● Written instruction
Put the part of the listing that runs from its start through the line containing "x-tick-label: Havering: [382, 232, 399, 296]" into a JSON list of strings, with one string per line, both ends included, and blank lines left out. Include only those lines.

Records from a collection
────────────────────────────────────────
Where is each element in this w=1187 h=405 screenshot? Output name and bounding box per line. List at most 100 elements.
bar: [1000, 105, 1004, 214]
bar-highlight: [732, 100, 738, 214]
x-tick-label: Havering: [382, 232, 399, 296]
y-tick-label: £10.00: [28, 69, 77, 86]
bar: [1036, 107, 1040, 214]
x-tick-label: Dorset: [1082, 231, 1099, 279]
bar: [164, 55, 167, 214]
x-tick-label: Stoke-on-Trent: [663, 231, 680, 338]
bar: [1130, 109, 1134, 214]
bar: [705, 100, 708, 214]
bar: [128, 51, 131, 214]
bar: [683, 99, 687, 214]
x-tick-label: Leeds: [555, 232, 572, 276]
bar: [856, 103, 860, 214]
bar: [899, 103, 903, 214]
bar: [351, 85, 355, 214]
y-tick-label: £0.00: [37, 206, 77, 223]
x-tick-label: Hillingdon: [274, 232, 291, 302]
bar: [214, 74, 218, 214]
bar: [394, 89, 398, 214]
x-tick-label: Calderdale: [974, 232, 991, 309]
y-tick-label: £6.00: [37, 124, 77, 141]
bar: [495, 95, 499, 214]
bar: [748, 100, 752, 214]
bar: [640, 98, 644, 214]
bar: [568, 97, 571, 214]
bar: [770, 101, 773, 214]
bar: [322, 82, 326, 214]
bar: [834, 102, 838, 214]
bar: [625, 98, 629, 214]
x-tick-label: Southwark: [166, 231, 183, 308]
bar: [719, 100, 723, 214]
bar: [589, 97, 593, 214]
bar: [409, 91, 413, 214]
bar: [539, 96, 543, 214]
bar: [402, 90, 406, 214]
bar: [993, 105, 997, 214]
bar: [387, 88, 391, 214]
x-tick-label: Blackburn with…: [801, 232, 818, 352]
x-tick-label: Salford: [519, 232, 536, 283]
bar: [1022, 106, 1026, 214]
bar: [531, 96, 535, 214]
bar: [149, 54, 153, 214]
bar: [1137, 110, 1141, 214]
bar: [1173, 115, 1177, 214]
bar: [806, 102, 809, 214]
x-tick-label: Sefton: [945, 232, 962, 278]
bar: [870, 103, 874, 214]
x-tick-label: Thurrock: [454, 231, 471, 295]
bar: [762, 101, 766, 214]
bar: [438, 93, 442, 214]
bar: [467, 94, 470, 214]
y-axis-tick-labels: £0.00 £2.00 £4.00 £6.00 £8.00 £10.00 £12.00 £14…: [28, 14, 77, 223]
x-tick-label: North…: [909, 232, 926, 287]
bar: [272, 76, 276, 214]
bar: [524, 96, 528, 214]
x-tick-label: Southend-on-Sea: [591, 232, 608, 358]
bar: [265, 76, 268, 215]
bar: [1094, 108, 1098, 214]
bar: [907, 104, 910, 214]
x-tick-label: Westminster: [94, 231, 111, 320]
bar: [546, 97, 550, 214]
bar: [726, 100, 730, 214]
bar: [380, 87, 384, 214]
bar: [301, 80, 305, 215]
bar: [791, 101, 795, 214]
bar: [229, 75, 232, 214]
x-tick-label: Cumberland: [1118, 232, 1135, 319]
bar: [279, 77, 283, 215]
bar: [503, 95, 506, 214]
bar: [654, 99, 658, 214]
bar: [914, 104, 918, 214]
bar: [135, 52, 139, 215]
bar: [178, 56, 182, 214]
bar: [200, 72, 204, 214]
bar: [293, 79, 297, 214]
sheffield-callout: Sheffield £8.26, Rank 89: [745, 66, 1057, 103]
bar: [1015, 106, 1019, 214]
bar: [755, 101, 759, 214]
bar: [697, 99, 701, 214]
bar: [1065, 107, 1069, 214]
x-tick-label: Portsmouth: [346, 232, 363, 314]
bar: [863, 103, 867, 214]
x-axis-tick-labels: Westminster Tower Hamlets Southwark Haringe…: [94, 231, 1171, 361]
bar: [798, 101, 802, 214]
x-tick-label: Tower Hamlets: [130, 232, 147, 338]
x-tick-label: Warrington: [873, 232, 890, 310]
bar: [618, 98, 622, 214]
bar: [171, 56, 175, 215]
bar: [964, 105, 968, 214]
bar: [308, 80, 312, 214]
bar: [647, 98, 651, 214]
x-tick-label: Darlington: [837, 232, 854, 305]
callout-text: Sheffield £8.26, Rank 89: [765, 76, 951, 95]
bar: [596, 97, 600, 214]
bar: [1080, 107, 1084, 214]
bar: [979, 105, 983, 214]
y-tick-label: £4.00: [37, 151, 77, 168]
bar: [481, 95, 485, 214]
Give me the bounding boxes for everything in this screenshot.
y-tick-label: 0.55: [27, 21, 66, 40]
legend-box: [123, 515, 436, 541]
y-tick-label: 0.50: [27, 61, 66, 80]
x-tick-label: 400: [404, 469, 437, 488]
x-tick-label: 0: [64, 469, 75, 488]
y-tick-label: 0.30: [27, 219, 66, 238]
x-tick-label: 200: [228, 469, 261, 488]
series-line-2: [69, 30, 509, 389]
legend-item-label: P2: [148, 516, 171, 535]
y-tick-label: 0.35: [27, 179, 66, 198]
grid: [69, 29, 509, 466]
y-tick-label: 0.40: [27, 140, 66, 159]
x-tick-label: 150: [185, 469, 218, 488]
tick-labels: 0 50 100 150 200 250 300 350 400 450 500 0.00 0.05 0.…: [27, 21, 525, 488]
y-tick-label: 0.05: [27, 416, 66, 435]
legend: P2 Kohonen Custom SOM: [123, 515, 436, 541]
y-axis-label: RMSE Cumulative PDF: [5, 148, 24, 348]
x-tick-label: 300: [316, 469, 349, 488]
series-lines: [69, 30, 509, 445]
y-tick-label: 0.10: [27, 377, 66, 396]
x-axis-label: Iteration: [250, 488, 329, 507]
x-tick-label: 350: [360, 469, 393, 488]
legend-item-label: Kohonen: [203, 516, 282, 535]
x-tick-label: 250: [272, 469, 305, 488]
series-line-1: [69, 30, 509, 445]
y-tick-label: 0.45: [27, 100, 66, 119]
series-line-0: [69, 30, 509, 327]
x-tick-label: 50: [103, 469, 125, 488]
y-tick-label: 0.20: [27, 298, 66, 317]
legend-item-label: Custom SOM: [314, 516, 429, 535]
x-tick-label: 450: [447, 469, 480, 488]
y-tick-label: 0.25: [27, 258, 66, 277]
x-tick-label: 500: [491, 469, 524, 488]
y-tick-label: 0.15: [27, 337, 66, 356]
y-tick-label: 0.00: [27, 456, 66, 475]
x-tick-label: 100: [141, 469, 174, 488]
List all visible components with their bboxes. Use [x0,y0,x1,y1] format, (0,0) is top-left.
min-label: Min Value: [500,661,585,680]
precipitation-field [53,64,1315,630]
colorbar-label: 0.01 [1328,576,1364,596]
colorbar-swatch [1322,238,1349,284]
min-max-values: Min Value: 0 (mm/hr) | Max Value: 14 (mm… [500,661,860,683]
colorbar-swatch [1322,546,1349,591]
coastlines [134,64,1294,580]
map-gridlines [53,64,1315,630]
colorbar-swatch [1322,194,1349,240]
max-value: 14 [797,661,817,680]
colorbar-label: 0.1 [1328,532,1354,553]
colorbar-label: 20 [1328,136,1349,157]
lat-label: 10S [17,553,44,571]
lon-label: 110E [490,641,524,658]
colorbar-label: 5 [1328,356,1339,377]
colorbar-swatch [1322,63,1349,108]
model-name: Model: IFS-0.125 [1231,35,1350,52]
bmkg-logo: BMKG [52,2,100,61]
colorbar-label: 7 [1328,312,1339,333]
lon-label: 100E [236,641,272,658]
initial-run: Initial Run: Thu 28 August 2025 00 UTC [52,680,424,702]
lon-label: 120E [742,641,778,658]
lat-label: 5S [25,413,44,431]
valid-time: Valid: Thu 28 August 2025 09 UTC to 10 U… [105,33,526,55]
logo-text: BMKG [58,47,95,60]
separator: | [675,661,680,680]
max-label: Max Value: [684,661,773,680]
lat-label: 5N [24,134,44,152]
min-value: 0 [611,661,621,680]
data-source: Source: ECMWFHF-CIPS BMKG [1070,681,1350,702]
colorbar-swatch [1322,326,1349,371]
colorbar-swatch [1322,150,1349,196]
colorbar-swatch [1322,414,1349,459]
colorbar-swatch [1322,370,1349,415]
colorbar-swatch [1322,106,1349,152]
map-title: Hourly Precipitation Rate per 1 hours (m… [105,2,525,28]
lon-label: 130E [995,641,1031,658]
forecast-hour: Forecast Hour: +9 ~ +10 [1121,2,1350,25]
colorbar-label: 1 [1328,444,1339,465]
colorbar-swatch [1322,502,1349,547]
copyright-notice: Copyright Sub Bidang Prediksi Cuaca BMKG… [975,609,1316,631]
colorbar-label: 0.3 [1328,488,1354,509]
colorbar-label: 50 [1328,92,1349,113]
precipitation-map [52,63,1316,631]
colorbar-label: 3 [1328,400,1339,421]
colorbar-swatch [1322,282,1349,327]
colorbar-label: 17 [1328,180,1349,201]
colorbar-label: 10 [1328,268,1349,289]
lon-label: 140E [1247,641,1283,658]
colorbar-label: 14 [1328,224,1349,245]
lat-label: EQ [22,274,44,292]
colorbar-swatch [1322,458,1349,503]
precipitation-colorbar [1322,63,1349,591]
────────────────────────────────────────
● Answer to the task
[
  "Where is each element in this w=1187 h=405 screenshot? Output name and bounding box per line. List at most 100 elements.",
  "bar: [1000, 105, 1004, 214]",
  "bar-highlight: [732, 100, 738, 214]",
  "x-tick-label: Havering: [382, 232, 399, 296]"
]